▶ [Provided passage]:

However, when a supplier is seeking to reactivate billing privileges, the supplier must recertify that its enrollment information currently on file with CMS is correct, provide any missing information, and be compliant with all applicable enrollment requirements. 42 C.F.R. § 424.540(b). The effective date of reactivation is the date on which the Medicare contractor received the supplier’s reactivation submission that was processed to approval. 42 C.F.R. § 424.540(d)(2). This effective date provision for reactivation does not provide for a retrospective or retroactive period of billing. Further, the regulations prohibit CMS from paying a supplier for items or services furnished to Medicare beneficiaries during the period of deactivation. 42 C.F.R. §§ 424.540(e), 424.555(b).
In its hearing request, Petitioner cited Anil Hanuman, D.O., DAB CR6103 (2022) because that case involved a physician who received 90 days of retrospective billing privileges under 42 C.F.R. § 424.521. Hearing Req. at 1-2. However, this case is not relevant to the current one. The physician in Hanuman was enrolling in the Medicare program and not seeking to reactivate billing privileges.
VIII. Conclusion
The reactivation effective date for Petitioner’s Medicare billing privileges is January 17, 2023.
Endnotes
1 On August 7, 2023, Petitioner filed a supplemental brief in which Petitioner requested that I provide a retroactive reactivation effective date for 47 physicians associated with Petitioner’s group practice. On August 10, 2023, I informed Petitioner that I only had jurisdiction to review the reactivation effective date for the physician practice. I also advised Petitioner that it could file hearing requests concerning the 47 physicians.

Structured page parsing data
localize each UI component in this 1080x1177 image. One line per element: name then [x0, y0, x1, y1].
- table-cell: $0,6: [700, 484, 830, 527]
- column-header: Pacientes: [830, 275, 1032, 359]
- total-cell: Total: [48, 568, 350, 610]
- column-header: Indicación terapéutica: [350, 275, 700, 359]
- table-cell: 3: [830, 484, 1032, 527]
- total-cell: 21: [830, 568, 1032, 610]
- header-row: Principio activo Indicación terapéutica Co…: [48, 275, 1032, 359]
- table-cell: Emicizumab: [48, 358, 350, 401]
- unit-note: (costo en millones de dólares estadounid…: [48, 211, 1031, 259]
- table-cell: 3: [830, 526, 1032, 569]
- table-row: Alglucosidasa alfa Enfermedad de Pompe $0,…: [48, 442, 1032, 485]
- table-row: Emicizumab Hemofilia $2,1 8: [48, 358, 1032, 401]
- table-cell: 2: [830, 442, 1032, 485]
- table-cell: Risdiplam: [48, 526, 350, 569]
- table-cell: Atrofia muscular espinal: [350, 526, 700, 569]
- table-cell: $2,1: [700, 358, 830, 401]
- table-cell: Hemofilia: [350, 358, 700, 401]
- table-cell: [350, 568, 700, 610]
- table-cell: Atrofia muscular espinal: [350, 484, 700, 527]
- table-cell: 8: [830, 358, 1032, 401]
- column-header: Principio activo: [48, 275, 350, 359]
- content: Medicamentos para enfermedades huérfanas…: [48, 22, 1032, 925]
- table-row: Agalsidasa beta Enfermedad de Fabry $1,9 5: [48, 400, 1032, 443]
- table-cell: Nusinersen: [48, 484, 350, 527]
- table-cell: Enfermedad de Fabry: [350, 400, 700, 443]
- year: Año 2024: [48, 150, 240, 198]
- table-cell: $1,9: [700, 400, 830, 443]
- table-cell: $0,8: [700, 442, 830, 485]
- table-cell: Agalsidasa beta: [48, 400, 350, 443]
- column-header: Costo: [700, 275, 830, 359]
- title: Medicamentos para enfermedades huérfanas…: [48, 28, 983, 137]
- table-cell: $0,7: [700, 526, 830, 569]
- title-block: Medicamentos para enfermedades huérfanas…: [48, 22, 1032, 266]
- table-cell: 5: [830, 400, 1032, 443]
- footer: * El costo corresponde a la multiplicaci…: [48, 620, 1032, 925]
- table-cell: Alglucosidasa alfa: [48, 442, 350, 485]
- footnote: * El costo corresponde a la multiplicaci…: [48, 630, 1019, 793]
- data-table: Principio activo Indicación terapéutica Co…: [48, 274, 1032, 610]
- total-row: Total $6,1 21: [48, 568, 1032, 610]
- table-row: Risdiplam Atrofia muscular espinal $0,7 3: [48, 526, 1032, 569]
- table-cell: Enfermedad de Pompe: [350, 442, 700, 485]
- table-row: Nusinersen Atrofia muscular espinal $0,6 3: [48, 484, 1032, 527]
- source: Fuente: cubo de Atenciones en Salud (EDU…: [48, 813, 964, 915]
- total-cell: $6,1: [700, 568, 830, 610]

▶ [Exercise requirements]:
Answer these questions from the Medicare reactivation decision:
(a) What is the effective date of reactivation under 42 C.F.R. § 424.540(d)(2)?
(b) What reactivation effective date does the conclusion set for Petitioner's Medicare billing privileges?
(c) How many physicians did Petitioner's supplemental brief of August 7, 2023 ask about?

▶ [Written response]:
(a) The date the Medicare contractor received the supplier's reactivation submission that was processed to approval.
(b) January 17, 2023.
(c) 47.